PROBLEM TO WORK ON: Reproduce the material below with "ZONED RURAL RESIDENTIAL" switched to "ZONED LIGHT INDUSTRIAL" and everything else unchanged. Leave the pictures out of your answer.

Start RECORDS FOR THE EXERCISE

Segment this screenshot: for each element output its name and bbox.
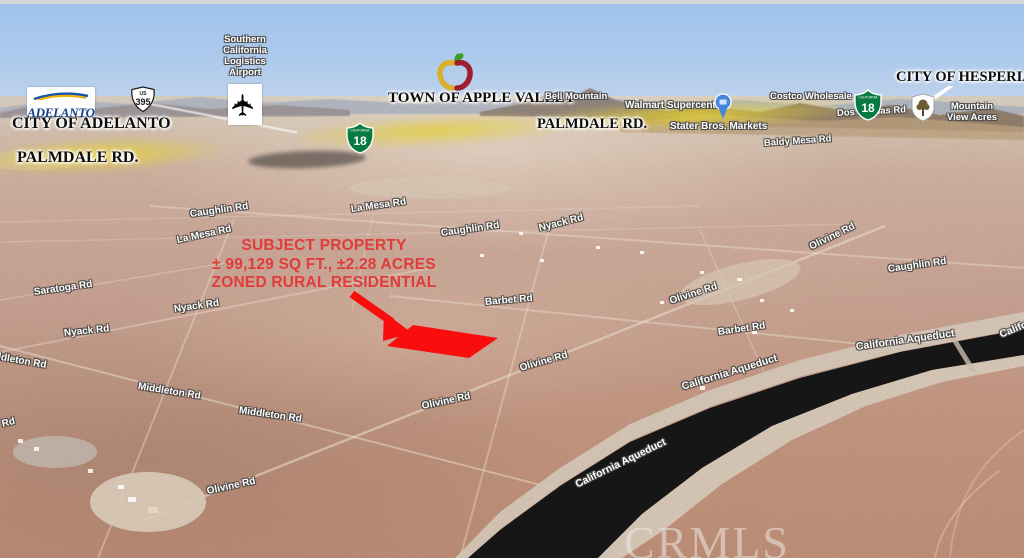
apple-valley-logo [436, 50, 474, 92]
stater-bros-markets-label: Stater Bros. Markets [670, 121, 767, 132]
aerial-map: CITY OF ADELANTO PALMDALE RD. TOWN OF AP… [0, 0, 1024, 558]
airplane-icon: ✈ [230, 92, 260, 117]
subject-property-annotation: SUBJECT PROPERTY ± 99,129 SQ FT., ±2.28 … [196, 237, 452, 293]
annotation-line-3: ZONED RURAL RESIDENTIAL [196, 274, 452, 293]
palmdale-rd-label-center: PALMDALE RD. [537, 116, 647, 133]
walmart-supercenter-label: Walmart Supercenter [625, 100, 725, 111]
costco-wholesale-label: Costco Wholesale [770, 91, 852, 102]
ca-18-shield: CALIFORNIA 18 [854, 89, 882, 121]
ca-shield-state-text: CALIFORNIA [858, 96, 878, 100]
logistics-airport-label: Southern California Logistics Airport [210, 34, 280, 78]
subject-property-marker [352, 294, 498, 358]
bell-mountain-label: Bell Mountain [545, 91, 607, 102]
ca-shield-number: 18 [861, 101, 875, 115]
annotation-line-1: SUBJECT PROPERTY [196, 237, 452, 256]
annotation-graphics [0, 0, 1024, 558]
walmart-pin-icon [714, 93, 732, 120]
adelanto-logo-swoosh [28, 89, 94, 100]
apple-left-half [440, 63, 453, 88]
crmls-watermark: CRMLS [624, 516, 790, 558]
hesperia-seal-icon [910, 84, 960, 124]
us-395-shield: US 395 [130, 86, 156, 113]
airport-icon-box: ✈ [228, 84, 262, 125]
top-border-strip [0, 0, 1024, 4]
adelanto-city-logo: ADELANTO [27, 87, 95, 116]
ca-18-shield: CALIFORNIA 18 [346, 122, 374, 154]
ca-shield-number: 18 [353, 134, 367, 148]
apple-right-half [457, 63, 470, 88]
palmdale-rd-label-west: PALMDALE RD. [17, 149, 138, 167]
annotation-line-2: ± 99,129 SQ FT., ±2.28 ACRES [196, 256, 452, 275]
adelanto-logo-text: ADELANTO [27, 105, 95, 120]
ca-shield-state-text: CALIFORNIA [350, 129, 370, 133]
us-shield-number: 395 [135, 97, 150, 107]
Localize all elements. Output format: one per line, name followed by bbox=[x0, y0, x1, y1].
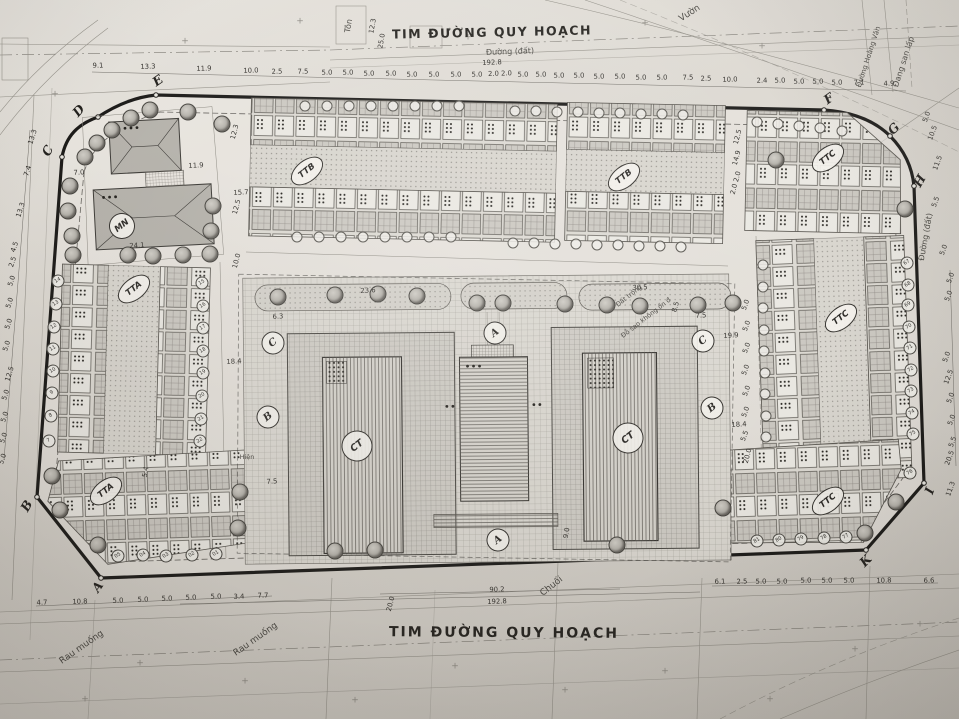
ct-right-building bbox=[551, 326, 699, 549]
planting-strips bbox=[255, 281, 731, 313]
ttb-block-1 bbox=[249, 98, 558, 242]
ttb-block-2 bbox=[565, 102, 726, 243]
site-plan-drawing bbox=[0, 0, 959, 719]
plaza-canopy-strip bbox=[434, 513, 558, 527]
bottom-road-title: TIM ĐƯỜNG QUY HOẠCH bbox=[389, 624, 619, 642]
tta-left-block bbox=[58, 264, 211, 456]
mn-roof-large bbox=[93, 184, 214, 250]
site-plan-photo: 1413121110987151617181920212205040302018… bbox=[0, 0, 959, 719]
ct-left-building bbox=[287, 332, 456, 555]
mn-roof-small bbox=[109, 118, 182, 174]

End RECORDS FOR THE EXERCISE

EXERCISE ANSWER:
Segment this screenshot: for each element output its name and bbox.
apple-valley-logo [436, 50, 474, 92]
stater-bros-markets-label: Stater Bros. Markets [670, 121, 767, 132]
aerial-map: CITY OF ADELANTO PALMDALE RD. TOWN OF AP… [0, 0, 1024, 558]
airplane-icon: ✈ [230, 92, 260, 117]
subject-property-annotation: SUBJECT PROPERTY ± 99,129 SQ FT., ±2.28 … [196, 237, 452, 293]
annotation-line-3: ZONED LIGHT INDUSTRIAL [196, 274, 452, 293]
palmdale-rd-label-center: PALMDALE RD. [537, 116, 647, 133]
walmart-supercenter-label: Walmart Supercenter [625, 100, 725, 111]
costco-wholesale-label: Costco Wholesale [770, 91, 852, 102]
ca-18-shield: CALIFORNIA 18 [854, 89, 882, 121]
ca-shield-state-text: CALIFORNIA [858, 96, 878, 100]
logistics-airport-label: Southern California Logistics Airport [210, 34, 280, 78]
subject-property-marker [352, 294, 498, 358]
bell-mountain-label: Bell Mountain [545, 91, 607, 102]
ca-shield-number: 18 [861, 101, 875, 115]
annotation-line-1: SUBJECT PROPERTY [196, 237, 452, 256]
annotation-graphics [0, 0, 1024, 558]
walmart-pin-icon [714, 93, 732, 120]
adelanto-logo-swoosh [28, 89, 94, 100]
apple-left-half [440, 63, 453, 88]
crmls-watermark: CRMLS [624, 516, 790, 558]
hesperia-seal-icon [910, 84, 960, 124]
us-395-shield: US 395 [130, 86, 156, 113]
airport-icon-box: ✈ [228, 84, 262, 125]
top-border-strip [0, 0, 1024, 4]
adelanto-city-logo: ADELANTO [27, 87, 95, 116]
ca-18-shield: CALIFORNIA 18 [346, 122, 374, 154]
ca-shield-number: 18 [353, 134, 367, 148]
apple-right-half [457, 63, 470, 88]
palmdale-rd-label-west: PALMDALE RD. [17, 149, 138, 167]
annotation-line-2: ± 99,129 SQ FT., ±2.28 ACRES [196, 256, 452, 275]
adelanto-logo-text: ADELANTO [27, 105, 95, 120]
ca-shield-state-text: CALIFORNIA [350, 129, 370, 133]
us-shield-number: 395 [135, 97, 150, 107]
Localize all elements. Output format: one per line, name followed by bbox=[x0, y0, x1, y1].
ct-right-building bbox=[551, 326, 699, 549]
planting-strips bbox=[255, 281, 731, 313]
ttb-block-1 bbox=[249, 98, 558, 242]
ttb-block-2 bbox=[565, 102, 726, 243]
site-plan-drawing bbox=[0, 0, 959, 719]
plaza-canopy-strip bbox=[434, 513, 558, 527]
bottom-road-title: TIM ĐƯỜNG QUY HOẠCH bbox=[389, 624, 619, 642]
tta-left-block bbox=[58, 264, 211, 456]
mn-roof-large bbox=[93, 184, 214, 250]
site-plan-photo: 1413121110987151617181920212205040302018… bbox=[0, 0, 959, 719]
ct-left-building bbox=[287, 332, 456, 555]
mn-roof-small bbox=[109, 118, 182, 174]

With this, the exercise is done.